Stored data entries:
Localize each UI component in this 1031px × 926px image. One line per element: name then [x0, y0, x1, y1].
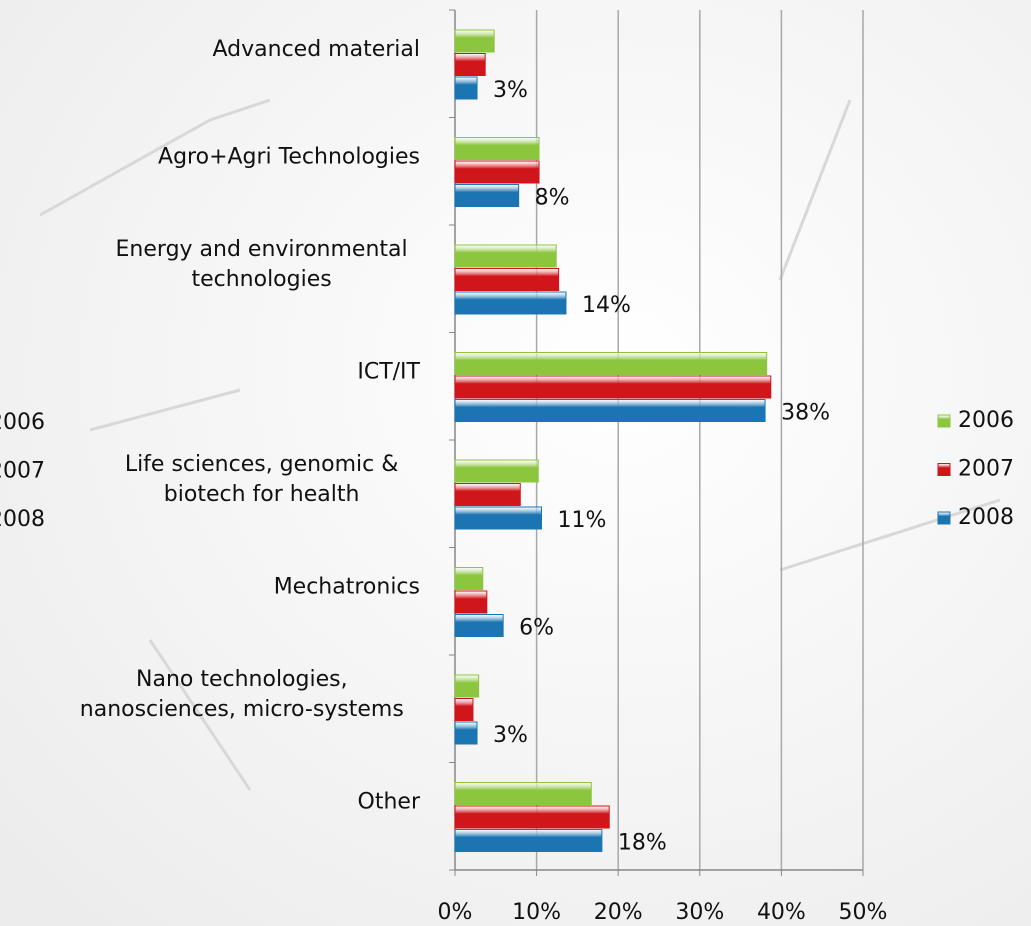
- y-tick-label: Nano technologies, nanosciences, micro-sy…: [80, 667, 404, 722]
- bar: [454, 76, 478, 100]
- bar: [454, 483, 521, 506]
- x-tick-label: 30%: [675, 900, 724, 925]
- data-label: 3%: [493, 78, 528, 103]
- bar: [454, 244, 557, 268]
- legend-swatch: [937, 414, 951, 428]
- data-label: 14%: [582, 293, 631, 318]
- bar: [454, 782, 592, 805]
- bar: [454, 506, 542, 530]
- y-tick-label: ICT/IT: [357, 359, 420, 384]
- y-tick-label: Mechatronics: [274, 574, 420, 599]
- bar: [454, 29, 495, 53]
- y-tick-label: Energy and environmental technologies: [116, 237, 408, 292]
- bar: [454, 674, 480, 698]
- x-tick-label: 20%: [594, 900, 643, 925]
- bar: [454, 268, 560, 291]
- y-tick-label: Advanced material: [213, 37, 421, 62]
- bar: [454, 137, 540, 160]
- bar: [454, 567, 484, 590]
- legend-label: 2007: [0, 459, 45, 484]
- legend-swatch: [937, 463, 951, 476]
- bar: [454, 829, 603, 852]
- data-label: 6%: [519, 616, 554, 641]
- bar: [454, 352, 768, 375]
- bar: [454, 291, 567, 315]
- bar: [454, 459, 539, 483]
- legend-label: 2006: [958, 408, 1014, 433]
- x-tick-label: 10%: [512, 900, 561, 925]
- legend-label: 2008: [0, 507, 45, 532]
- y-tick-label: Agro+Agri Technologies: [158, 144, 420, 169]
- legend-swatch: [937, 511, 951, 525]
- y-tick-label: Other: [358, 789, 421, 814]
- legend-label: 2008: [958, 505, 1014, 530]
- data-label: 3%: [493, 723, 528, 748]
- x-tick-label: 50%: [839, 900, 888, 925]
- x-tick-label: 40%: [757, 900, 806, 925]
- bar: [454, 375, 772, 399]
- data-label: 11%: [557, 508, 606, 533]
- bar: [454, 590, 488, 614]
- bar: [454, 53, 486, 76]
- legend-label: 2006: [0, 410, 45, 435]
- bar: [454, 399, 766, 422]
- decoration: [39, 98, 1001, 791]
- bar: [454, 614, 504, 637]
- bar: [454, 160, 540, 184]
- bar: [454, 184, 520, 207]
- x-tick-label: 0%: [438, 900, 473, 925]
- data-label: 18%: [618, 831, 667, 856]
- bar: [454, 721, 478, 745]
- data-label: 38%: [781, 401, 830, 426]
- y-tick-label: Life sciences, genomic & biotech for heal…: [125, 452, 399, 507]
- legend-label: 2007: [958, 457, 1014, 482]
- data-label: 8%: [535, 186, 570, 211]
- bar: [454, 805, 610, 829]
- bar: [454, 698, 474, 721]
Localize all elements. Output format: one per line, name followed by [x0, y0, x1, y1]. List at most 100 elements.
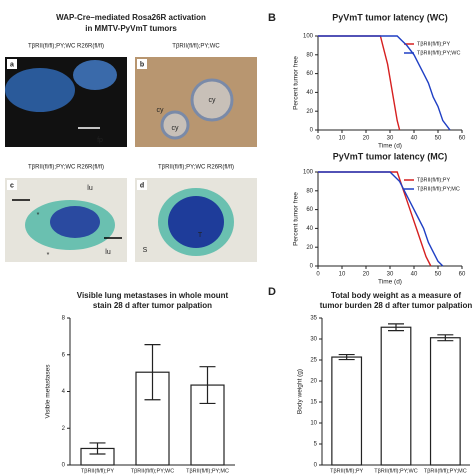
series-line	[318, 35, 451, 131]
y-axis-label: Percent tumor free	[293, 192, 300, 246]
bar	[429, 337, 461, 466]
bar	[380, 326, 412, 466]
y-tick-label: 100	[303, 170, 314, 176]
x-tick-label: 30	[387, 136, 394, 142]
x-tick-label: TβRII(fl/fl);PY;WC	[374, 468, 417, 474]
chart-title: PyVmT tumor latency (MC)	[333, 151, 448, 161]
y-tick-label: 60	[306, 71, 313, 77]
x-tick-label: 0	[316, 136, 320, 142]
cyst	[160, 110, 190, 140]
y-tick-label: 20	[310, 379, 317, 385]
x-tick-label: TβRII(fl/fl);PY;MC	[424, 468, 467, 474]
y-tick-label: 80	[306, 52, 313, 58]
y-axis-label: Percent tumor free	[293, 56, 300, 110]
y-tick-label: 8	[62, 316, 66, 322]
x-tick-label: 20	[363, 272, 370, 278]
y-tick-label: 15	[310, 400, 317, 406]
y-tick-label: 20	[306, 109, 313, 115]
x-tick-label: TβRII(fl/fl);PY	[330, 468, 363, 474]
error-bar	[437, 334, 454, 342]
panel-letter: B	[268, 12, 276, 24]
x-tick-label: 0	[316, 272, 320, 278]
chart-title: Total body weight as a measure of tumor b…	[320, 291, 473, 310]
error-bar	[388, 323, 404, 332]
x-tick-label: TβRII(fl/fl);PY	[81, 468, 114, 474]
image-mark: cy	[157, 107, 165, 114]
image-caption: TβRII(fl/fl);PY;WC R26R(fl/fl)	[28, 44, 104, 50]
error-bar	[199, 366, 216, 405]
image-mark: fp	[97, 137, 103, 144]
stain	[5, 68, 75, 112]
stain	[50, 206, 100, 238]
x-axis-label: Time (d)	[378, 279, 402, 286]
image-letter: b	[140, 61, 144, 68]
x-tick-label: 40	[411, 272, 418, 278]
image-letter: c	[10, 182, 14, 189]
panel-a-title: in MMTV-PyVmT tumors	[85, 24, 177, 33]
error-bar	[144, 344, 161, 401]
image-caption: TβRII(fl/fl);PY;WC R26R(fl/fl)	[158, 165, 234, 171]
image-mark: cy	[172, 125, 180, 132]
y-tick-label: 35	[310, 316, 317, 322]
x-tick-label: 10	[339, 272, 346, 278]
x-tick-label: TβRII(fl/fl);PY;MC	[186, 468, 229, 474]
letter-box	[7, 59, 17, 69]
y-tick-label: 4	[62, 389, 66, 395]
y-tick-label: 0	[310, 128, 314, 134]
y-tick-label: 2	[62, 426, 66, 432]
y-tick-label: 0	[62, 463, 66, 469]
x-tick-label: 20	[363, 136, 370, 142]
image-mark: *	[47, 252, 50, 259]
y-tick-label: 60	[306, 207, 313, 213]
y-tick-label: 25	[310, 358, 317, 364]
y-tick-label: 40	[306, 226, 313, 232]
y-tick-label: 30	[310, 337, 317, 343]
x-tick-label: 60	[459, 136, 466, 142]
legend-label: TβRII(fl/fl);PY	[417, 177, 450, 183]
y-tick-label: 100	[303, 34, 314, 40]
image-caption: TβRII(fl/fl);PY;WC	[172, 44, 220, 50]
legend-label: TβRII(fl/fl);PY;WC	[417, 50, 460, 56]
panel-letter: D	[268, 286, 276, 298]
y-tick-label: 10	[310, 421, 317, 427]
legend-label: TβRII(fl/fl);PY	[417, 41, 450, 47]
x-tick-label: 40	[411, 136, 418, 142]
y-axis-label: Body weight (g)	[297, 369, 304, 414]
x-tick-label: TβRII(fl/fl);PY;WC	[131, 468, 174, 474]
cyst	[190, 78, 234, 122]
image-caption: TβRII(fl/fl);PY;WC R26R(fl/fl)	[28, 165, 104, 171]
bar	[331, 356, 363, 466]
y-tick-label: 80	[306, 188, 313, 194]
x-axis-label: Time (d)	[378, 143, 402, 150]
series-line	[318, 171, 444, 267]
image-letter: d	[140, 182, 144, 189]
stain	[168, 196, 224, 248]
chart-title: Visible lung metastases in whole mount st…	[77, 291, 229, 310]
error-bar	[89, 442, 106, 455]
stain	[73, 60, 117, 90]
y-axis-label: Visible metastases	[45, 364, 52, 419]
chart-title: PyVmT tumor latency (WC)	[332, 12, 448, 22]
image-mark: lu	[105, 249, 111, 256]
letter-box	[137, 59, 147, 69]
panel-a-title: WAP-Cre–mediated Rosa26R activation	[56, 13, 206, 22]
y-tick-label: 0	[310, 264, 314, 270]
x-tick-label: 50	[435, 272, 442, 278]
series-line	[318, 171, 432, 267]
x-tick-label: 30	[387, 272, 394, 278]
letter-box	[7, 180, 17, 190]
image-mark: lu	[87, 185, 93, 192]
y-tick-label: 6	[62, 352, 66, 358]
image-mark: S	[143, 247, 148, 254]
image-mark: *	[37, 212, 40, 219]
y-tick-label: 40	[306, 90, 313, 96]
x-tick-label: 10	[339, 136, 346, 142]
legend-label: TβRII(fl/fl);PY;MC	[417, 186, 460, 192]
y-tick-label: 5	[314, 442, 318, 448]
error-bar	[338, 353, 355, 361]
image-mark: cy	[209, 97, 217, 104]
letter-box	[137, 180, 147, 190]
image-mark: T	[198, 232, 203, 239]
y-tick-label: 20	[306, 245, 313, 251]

*AIM OF THE EXERCISE*: Check each line of the records above for the word "mark", count the lines that have it, and give only the count.

*REPLY TO THE EXERCISE*: 10